| Written request 1 |
In the post about leaving a machining job, write out the passage starting with "Thanks. I've moved" and going on through "for too long....", swapping "machinist" for "operator".
| Written request 2 |
Answer these questions using the post about leaving a machining job:
(a) What field did the writer start in after college?
(b) About how long ago did the writer come very close to starting a third-party inspection company?
(c) What did the writer offer to do for the Owner?
| Written request 3 |
Write what comes next in the post about leaving a machining job, picking up after its final sentence.

| Source text |
# # # # # # #
Thanks. I've moved around within the industry a few times at a few different companies over the years (all gone now). Started in design out of college, then into CMM/inspection, then CNC programming, and eventually out on the floor as a machinist, and now getting to do all the above. I've thought hard about starting my own shop and striking out on my own (came very close to starting a 3rd party inspection company about 7 years ago), but the changes in this industry, over the past 5-6 years specifically and competition from China make that a path that's a losing proposition imo. I always got the urge to get into something new about every 4-5 years. I'm long overdue for a change....I'm too damn curious about learning new things to stay planted for too long....

Had a good talk with the Owner yesterday, and we still have a good relationship. The door is open if the new career doesn't work out, and I offered my services to contract program and design to help out, or if work gets slow through the union come back on a part time/temp basis. He's open to that, but he no longer manages the day to day, so we'll see where that goes.....Very easily the best Boss I've ever, and will ever work for in my life. I have a ton of respect for him, and what's he's built here. It's tough to leave, but it's time.
# # # # # # #
| Entries shown |

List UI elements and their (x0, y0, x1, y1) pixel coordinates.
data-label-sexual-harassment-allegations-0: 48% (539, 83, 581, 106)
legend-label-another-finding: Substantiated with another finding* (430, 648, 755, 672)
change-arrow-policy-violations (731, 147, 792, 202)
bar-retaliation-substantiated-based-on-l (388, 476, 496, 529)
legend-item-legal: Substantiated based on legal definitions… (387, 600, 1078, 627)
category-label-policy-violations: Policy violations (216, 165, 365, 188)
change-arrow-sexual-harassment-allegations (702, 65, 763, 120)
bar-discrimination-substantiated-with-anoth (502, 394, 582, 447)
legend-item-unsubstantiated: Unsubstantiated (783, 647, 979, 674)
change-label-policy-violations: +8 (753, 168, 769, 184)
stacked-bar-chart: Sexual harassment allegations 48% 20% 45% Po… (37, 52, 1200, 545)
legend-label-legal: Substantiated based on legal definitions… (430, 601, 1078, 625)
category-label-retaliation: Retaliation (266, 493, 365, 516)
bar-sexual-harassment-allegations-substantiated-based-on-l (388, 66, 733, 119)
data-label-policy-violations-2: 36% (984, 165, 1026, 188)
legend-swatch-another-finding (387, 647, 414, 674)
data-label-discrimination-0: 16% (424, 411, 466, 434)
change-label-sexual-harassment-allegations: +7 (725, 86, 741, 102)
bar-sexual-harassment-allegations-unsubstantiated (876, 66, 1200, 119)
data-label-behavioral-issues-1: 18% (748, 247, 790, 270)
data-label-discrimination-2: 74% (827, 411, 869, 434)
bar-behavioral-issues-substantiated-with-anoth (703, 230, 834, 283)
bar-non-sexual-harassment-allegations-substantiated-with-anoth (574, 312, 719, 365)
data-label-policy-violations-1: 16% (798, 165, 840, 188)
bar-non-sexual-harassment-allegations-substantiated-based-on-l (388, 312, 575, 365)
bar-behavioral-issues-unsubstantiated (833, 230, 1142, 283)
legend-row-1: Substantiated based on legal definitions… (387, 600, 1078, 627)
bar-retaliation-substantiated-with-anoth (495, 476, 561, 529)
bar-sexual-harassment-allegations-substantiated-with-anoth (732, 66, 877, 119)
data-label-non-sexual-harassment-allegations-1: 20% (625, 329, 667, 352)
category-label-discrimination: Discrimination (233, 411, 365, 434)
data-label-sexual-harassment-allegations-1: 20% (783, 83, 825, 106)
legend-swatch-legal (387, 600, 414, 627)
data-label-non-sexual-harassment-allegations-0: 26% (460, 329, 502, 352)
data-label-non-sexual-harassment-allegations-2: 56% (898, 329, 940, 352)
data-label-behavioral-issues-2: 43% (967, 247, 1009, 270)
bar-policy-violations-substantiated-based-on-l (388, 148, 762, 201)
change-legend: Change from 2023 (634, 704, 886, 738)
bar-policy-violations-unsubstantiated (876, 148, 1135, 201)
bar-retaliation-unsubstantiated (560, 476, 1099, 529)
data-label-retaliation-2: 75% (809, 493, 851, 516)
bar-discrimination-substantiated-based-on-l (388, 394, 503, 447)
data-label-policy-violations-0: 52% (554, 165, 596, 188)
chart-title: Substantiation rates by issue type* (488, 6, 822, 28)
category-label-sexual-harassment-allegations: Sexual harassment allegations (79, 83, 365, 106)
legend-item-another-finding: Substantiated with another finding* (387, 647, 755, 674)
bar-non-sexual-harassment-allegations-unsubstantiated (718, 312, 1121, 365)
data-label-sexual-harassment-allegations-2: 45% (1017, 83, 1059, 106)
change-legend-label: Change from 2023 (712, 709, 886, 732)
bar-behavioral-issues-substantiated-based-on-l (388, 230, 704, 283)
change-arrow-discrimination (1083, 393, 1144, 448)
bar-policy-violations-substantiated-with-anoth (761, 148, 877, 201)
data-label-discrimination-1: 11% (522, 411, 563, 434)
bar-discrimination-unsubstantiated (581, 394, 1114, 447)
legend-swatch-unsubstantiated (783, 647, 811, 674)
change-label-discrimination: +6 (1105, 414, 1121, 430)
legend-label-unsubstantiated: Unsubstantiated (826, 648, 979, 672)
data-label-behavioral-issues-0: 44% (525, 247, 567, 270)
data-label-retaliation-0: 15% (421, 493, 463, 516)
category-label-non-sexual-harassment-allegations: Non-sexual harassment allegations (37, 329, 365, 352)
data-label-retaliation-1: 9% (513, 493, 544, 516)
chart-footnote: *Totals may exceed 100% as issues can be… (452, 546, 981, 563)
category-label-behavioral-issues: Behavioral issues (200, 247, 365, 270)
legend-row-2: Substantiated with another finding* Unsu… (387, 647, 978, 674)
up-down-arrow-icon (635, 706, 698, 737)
# # # # # # #
| Written response 1 |
Thanks. I've moved around within the industry a few times at a few different companies over the years (all gone now). Started in design out of college, then into CMM/inspection, then CNC programming, and eventually out on the floor as a operator, and now getting to do all the above. I've thought hard about starting my own shop and striking out on my own (came very close to starting a 3rd party inspection company about 7 years ago), but the changes in this industry, over the past 5-6 years specifically and competition from China make that a path that's a losing proposition imo. I always got the urge to get into something new about every 4-5 years. I'm long overdue for a change....I'm too damn curious about learning new things to stay planted for too long....

| Written response 2 |
(a) Design.
(b) About 7 years ago.
(c) The writer offered to contract program and design to help out, or to come back on a part-time or temporary basis if work through the union gets slow.

| Written response 3 |
 
Cool and beyond my comprehension. Good luck in life's new adventure ( I doubt you will be bored).
Thanks. Millwright is another vast trade description with a lot of different opportunities within. I won't get to choose for the first couple years, and am completely at the mercy of calls from the hall starting as a fresh first year. Good excuse to get back in shape and lose the desk job pounds packed on over the years....:D.

I don't think I'll ever get bored either. Tired and sore, yes :D.
 
I'm coming to the end of a 20 year career in automotive fixture and tooling design/building, and finishing up a couple jobs before I starting into a new trade as a Millwright on Monday. Kinda of bittersweet knowing these will be the last jobs like this I will most likely ever do. I'm going to miss certain aspects of it for sure. I always enjoyed the design/problem solving and fussy tight tolerance side of it, but have kind of been relegated to design/programming and running the CNC's the past 7-8 years as we've had trouble retaining good people due to circumstances beyond my control.... Anyway, not my problem anymore....

There is always the greatest best all species all sizes fishing lure ever Dan...... Not to mention spinning yarn for the better half.....
 
There is always the greatest best all species all sizes fishing lure ever Dan...... Not to mention spinning yarn for the better half.....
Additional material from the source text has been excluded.